(Saved entries)
──────
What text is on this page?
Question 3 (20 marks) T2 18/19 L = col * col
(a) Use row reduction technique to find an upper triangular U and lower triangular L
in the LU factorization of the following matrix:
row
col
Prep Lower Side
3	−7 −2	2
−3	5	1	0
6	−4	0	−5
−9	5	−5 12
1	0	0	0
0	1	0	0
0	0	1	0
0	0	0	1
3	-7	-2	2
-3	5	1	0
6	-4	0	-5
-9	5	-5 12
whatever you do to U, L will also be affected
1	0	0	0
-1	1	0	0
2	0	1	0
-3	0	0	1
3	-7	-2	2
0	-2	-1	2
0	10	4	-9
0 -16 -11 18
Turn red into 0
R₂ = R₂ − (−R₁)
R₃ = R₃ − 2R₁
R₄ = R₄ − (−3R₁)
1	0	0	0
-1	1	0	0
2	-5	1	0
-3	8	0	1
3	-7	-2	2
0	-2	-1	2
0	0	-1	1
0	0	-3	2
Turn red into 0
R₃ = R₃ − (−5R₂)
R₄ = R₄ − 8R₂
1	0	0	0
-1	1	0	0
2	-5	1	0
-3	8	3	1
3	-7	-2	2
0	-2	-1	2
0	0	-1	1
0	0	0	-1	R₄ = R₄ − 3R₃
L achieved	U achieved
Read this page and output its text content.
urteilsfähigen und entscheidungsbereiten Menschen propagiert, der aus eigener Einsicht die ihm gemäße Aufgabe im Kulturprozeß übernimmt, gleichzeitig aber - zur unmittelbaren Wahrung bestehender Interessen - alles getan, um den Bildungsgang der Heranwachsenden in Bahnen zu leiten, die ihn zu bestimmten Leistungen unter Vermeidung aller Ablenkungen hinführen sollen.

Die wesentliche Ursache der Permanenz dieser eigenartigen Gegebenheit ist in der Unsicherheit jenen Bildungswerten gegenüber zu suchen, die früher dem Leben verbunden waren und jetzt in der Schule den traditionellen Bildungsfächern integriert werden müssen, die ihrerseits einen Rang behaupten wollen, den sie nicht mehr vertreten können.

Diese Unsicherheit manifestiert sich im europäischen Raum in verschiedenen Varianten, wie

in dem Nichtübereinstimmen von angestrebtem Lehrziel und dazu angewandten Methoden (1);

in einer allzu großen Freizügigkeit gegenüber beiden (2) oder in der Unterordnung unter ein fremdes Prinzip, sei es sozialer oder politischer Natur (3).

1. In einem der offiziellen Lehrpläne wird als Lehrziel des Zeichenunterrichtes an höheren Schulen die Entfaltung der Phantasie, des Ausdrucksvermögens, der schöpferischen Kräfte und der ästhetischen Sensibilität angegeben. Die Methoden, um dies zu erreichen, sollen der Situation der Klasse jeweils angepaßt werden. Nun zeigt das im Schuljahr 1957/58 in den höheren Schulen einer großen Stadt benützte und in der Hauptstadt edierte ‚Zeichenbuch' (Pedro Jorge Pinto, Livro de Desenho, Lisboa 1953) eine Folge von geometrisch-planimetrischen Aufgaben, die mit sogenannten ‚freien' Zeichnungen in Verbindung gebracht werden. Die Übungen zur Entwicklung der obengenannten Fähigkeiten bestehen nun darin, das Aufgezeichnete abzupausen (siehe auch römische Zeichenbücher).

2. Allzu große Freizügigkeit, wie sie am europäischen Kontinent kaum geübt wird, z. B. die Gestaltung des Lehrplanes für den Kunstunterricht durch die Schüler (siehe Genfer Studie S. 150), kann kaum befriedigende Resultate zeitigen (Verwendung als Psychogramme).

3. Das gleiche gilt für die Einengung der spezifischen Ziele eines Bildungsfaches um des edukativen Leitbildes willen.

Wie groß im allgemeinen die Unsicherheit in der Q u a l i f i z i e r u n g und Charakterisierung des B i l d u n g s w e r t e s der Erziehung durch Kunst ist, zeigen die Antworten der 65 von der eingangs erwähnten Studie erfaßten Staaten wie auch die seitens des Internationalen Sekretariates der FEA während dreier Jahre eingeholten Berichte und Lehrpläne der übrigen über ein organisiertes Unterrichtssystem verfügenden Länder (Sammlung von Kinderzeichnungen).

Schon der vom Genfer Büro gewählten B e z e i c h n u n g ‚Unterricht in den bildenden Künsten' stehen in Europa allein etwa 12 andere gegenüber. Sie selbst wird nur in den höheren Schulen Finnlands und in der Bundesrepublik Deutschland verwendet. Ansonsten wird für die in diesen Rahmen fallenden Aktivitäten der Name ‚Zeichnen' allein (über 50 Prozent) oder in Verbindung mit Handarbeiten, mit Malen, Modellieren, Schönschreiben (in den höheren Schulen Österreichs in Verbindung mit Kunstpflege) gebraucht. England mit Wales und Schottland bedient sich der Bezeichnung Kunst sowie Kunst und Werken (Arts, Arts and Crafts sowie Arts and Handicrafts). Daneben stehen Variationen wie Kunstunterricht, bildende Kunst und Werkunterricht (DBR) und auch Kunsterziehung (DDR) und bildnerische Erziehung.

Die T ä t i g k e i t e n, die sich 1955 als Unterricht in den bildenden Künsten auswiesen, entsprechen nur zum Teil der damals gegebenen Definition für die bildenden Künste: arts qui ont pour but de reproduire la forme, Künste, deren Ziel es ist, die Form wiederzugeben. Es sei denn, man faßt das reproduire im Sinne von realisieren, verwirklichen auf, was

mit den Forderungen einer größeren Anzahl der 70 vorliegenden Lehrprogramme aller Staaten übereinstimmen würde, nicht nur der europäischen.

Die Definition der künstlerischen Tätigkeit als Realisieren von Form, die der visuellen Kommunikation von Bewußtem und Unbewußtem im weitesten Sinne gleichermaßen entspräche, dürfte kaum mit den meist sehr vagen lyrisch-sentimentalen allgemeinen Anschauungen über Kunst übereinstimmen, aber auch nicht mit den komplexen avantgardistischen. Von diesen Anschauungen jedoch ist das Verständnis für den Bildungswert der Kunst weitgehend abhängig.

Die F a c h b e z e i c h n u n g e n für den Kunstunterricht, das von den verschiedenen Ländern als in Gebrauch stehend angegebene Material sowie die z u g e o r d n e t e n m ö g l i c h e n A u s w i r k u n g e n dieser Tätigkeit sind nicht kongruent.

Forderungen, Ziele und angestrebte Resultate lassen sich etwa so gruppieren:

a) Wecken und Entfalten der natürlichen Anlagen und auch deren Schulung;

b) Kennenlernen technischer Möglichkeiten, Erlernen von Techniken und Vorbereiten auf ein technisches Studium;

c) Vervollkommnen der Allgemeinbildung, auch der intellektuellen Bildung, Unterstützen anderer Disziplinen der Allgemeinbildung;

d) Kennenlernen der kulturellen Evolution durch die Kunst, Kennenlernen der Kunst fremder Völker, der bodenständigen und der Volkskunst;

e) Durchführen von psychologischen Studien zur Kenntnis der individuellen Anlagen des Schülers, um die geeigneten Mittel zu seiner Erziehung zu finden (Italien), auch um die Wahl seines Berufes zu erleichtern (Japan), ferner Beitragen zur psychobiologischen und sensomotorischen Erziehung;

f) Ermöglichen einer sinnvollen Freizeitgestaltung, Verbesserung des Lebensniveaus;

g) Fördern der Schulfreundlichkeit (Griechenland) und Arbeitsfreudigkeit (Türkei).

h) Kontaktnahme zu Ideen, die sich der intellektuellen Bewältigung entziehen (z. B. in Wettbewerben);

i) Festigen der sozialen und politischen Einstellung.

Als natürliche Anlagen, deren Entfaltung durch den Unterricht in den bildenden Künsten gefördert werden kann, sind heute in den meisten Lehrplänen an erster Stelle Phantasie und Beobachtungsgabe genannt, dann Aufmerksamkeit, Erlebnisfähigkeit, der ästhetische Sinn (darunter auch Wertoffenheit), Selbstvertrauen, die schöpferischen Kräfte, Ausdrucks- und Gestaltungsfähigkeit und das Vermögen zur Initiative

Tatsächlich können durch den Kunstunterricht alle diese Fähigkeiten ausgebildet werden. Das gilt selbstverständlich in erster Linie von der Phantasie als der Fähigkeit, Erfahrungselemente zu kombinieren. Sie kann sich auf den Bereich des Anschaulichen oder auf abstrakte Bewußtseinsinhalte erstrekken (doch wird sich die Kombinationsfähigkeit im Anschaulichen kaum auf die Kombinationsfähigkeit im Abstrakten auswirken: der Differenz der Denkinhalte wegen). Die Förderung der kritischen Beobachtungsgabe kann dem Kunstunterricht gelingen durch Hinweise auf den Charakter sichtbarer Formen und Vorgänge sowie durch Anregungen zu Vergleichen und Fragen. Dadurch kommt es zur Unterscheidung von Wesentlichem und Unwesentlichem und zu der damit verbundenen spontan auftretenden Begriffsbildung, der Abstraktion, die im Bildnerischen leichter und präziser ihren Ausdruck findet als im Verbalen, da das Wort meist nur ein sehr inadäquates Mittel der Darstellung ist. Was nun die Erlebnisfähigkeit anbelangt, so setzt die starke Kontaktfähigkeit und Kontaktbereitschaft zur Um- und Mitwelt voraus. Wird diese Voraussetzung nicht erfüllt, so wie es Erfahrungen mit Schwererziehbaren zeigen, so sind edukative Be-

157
──────
● What is needed
Only lines with the string "schöpferischen" belong in your answer; copy each one.

● Finished exercise
1. In einem der offiziellen Lehrpläne wird als Lehrziel des Zeichenunterrichtes an höheren Schulen die Entfaltung der Phantasie, des Ausdrucksvermögens, der schöpferischen Kräfte und der ästhetischen Sensibilität angegeben. Die Methoden, um dies zu erreichen, sollen der Situation der Klasse jeweils angepaßt werden. Nun zeigt das im Schuljahr 1957/58 in den höheren Schulen einer großen Stadt benützte und in der Hauptstadt edierte ‚Zeichenbuch' (Pedro Jorge Pinto, Livro de Desenho, Lisboa 1953) eine Folge von geometrisch-planimetrischen Aufgaben, die mit sogenannten ‚freien' Zeichnungen in Verbindung gebracht werden. Die Übungen zur Entwicklung der obengenannten Fähigkeiten bestehen nun darin, das Aufgezeichnete abzupausen (siehe auch römische Zeichenbücher).
Als natürliche Anlagen, deren Entfaltung durch den Unterricht in den bildenden Künsten gefördert werden kann, sind heute in den meisten Lehrplänen an erster Stelle Phantasie und Beobachtungsgabe genannt, dann Aufmerksamkeit, Erlebnisfähigkeit, der ästhetische Sinn (darunter auch Wertoffenheit), Selbstvertrauen, die schöpferischen Kräfte, Ausdrucks- und Gestaltungsfähigkeit und das Vermögen zur Initiative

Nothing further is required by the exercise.